TEXT BLOCK.

Supervised, Unsupervised and Semi-supervised Learning with Real-life Usecase

In our previous article (here), we discussed the classification of the Machine Learning models on five different bases. Based on the nature of the input data we provide to the machine learning algorithms, ML models can be classified into four major categories.

  • Supervised Learning
  • Unsupervised Learning
  • Semi-Supervised Learning
  • Reinforcement Learning

In this article, we will discuss these categories in more detail.

Key questions that are being answered in this blog

  • What are Supervised, unsupervised, semi-supervised, and Reinforcement Learning? How are they related to each other? 
  • Why are these terms named “Supervised” and “Unsupervised”?
  • How are classification, regression, or clustering algorithms linked with supervised and unsupervised Learning?
  • What are the famous algorithms associated with supervised or unsupervised approaches? Why are most real-life scenarios more likely to be related to semi-supervised Learning?

Let’s start and dive deeper into these categories without any further delay.

Supervised Learning

Supervised Learning is a category in which we feed labeled data as input to the machine learning model.

supervised learning example image

The input and output values are already known, and the machine learning algorithm learns the mapping function. Mathematically, for Y as the Output and X as the input, machine learning algorithms try to find the best mapping function f such that Y = f(X). If you observe closely, Learning happens like some supervisor supervises the learning process. We already know the answers; hence algorithms try to map the function so that the predicted output must be close to the actual output. 

Let’s say the machine has learned a mapping function f predicting the values Y’ for every X passed as an input to the function. Once the difference between predicted (Y’) and actual (Y) goes below a certain threshold (in simple terms, errors become negligible), learning stops.

Supervised Learning can be further categorized as follows:

  1. Classification: Taking the example of the below image, images of shapes are the input to the machine learning model, and labels of those images as shape names (The labeling process is called annotation) is the output data. Based on these input and output data, the model learns to predict the category of unseen image data, whether it is a rectangle, circle, triangle, or hexagon.

Supervised learning example image 2

2. Regression: The example of the below image shows the experience (in years) on the X-axis. For every experience, there is one salary (per month Rupees) on the Y-axis. Green dots are the coordinates (X, Y) in the form of Input and Output data. The regression problem tries to find the continuous mapping function from input to output variables, for example, the blue line in the image.

If the order of the mapping function is fixed to 1, which is a linear function, the model will learn the blue line shown in the image.

SET PROBLEM 1. Copy the passage of the machine learning article word for word, starting at "In our previous" and ending at "and unsupervised Learning?".
The article above and the data entries have nothing to do with each other.

Data entries
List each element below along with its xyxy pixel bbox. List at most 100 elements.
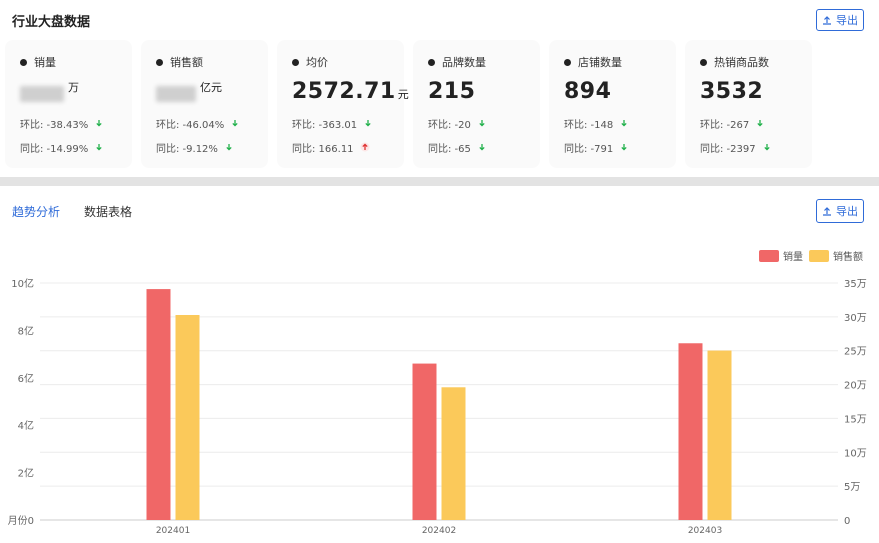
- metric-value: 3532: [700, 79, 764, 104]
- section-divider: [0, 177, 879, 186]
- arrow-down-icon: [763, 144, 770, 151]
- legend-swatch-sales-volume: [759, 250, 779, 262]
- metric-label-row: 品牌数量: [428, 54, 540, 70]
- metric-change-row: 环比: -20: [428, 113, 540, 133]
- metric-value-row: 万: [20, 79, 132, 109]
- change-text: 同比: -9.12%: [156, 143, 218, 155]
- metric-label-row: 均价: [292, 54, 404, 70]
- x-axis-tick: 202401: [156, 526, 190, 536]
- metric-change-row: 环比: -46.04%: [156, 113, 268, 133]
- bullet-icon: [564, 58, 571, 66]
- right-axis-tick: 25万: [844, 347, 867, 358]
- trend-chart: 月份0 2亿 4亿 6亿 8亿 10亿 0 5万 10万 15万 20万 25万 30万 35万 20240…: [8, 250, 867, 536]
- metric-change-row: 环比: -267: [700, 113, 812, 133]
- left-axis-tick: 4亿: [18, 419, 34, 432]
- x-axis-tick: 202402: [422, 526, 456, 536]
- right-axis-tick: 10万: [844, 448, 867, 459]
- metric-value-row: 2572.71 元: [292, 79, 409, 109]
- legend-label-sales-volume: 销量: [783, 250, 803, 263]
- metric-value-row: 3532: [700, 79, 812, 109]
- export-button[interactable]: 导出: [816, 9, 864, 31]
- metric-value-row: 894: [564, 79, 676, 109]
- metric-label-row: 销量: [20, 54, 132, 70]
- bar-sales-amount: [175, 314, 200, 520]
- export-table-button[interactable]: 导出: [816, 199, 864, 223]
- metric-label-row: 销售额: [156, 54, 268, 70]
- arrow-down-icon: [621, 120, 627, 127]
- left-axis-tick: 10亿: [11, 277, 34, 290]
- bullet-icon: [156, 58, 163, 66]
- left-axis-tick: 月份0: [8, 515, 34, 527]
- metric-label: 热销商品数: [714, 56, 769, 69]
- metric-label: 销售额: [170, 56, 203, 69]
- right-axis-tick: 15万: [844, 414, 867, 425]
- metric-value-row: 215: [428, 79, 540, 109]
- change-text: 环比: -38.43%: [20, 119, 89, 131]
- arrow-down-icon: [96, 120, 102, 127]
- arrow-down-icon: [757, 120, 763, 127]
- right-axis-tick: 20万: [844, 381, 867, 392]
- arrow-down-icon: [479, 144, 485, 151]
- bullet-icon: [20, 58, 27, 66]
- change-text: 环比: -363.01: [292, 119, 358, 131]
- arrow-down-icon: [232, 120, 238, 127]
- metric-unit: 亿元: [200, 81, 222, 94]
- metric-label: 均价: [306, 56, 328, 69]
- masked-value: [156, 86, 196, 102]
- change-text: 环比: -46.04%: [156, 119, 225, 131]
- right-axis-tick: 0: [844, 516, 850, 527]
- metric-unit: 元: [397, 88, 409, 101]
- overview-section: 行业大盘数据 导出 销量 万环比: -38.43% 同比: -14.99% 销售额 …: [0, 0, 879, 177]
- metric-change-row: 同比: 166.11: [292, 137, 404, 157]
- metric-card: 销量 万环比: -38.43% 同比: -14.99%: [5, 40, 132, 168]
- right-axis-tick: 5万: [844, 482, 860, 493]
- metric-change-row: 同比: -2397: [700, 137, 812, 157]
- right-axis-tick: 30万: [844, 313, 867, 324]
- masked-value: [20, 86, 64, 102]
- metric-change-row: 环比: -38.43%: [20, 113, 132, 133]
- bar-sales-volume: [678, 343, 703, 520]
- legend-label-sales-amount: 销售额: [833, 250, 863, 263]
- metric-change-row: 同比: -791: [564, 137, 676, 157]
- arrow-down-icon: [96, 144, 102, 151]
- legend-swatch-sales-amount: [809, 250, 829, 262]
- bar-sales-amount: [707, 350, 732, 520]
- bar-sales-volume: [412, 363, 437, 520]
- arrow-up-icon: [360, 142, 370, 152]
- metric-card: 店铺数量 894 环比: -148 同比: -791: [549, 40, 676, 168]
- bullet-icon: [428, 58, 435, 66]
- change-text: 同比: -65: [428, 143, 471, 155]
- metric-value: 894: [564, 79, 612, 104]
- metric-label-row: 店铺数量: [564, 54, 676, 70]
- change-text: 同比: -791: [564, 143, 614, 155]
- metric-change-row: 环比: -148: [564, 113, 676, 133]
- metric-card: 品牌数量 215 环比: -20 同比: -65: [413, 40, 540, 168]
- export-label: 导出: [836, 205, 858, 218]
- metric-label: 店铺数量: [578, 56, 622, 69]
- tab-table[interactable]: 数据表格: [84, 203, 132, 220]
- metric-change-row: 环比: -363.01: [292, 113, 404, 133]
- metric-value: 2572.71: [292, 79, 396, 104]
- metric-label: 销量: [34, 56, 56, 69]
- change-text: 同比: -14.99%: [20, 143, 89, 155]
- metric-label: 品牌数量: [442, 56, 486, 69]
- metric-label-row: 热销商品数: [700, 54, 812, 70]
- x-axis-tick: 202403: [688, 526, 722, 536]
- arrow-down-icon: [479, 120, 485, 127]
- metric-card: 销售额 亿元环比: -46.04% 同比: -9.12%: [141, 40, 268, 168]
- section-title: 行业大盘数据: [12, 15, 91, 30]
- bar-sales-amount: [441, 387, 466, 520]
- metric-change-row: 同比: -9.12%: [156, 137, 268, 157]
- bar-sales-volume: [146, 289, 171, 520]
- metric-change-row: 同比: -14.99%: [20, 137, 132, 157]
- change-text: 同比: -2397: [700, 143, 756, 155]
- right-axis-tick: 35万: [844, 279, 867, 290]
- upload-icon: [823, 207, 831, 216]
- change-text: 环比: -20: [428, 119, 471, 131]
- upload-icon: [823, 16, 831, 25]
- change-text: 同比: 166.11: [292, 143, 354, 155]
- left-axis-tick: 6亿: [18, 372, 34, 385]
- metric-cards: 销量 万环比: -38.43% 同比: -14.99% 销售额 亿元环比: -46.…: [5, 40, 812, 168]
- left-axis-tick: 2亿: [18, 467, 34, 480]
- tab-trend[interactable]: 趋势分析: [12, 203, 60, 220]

SET PROBLEM 2. In the data entries, take the lines starting at the one that contains "- metric-value: 3532: [700, 79, 764, 104]" and ending at the one that contains "- metric-label-row: 销量: [20, 54, 132, 70]", and change every "arrow-down-icon" to "down-arrow-icon". Return only those lines, with nothing else altered.

EXERCISE SOLUTION 1.
In our previous article (here), we discussed the classification of the Machine Learning models on five different bases. Based on the nature of the input data we provide to the machine learning algorithms, ML models can be classified into four major categories.

  • Supervised Learning
  • Unsupervised Learning
  • Semi-Supervised Learning
  • Reinforcement Learning

In this article, we will discuss these categories in more detail.

Key questions that are being answered in this blog

  • What are Supervised, unsupervised, semi-supervised, and Reinforcement Learning? How are they related to each other? 
  • Why are these terms named “Supervised” and “Unsupervised”?
  • How are classification, regression, or clustering algorithms linked with supervised and unsupervised Learning?

EXERCISE SOLUTION 2.
- metric-value: 3532: [700, 79, 764, 104]
- section-divider: [0, 177, 879, 186]
- down-arrow-icon: [763, 144, 770, 151]
- legend-swatch-sales-volume: [759, 250, 779, 262]
- metric-label-row: 品牌数量: [428, 54, 540, 70]
- metric-change-row: 环比: -20: [428, 113, 540, 133]
- metric-value-row: 万: [20, 79, 132, 109]
- change-text: 同比: -9.12%: [156, 143, 218, 155]
- metric-label-row: 均价: [292, 54, 404, 70]
- x-axis-tick: 202401: [156, 526, 190, 536]
- metric-change-row: 环比: -46.04%: [156, 113, 268, 133]
- bullet-icon: [564, 58, 571, 66]
- right-axis-tick: 25万: [844, 347, 867, 358]
- trend-chart: 月份0 2亿 4亿 6亿 8亿 10亿 0 5万 10万 15万 20万 25万 30万 35万 20240…: [8, 250, 867, 536]
- metric-change-row: 环比: -267: [700, 113, 812, 133]
- left-axis-tick: 4亿: [18, 419, 34, 432]
- x-axis-tick: 202402: [422, 526, 456, 536]
- right-axis-tick: 10万: [844, 448, 867, 459]
- metric-value-row: 2572.71 元: [292, 79, 409, 109]
- legend-label-sales-volume: 销量: [783, 250, 803, 263]
- metric-value-row: 3532: [700, 79, 812, 109]
- export-button[interactable]: 导出: [816, 9, 864, 31]
- metric-value-row: 894: [564, 79, 676, 109]
- metric-label-row: 销量: [20, 54, 132, 70]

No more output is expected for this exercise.